Prompt — Give only the number of lines below that contain the word "JSON".

Start Dataset records

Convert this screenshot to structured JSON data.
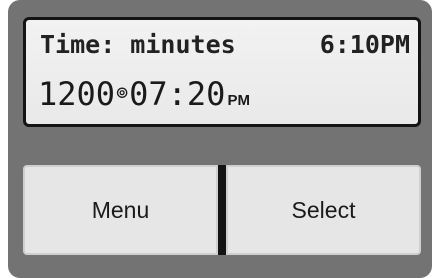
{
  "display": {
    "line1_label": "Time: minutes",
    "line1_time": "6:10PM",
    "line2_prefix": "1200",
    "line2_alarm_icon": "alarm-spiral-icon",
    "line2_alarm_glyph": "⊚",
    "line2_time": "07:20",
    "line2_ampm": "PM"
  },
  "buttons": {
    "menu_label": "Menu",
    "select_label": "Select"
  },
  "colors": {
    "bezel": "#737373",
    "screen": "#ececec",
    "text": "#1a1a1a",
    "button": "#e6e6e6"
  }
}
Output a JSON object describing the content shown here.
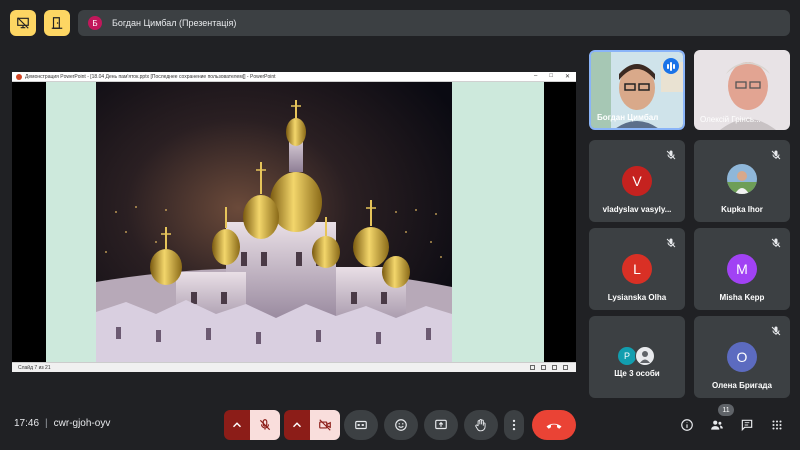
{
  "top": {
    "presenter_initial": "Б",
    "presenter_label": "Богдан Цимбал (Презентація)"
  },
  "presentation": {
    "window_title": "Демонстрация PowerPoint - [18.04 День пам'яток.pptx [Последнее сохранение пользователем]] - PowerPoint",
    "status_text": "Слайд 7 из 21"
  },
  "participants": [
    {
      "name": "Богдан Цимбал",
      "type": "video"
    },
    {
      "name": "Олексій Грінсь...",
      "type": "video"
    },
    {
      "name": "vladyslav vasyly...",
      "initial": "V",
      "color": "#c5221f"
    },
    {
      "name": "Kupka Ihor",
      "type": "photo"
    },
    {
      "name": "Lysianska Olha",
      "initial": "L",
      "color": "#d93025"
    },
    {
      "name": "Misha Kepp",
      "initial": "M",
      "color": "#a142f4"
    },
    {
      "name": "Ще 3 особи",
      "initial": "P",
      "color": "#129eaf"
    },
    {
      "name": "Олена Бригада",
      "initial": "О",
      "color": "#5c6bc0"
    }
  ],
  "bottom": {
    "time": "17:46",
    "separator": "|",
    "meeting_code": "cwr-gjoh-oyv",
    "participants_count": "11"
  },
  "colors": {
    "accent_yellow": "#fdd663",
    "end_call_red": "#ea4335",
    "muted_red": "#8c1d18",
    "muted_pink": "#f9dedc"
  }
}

End Dataset records

Task solution — 2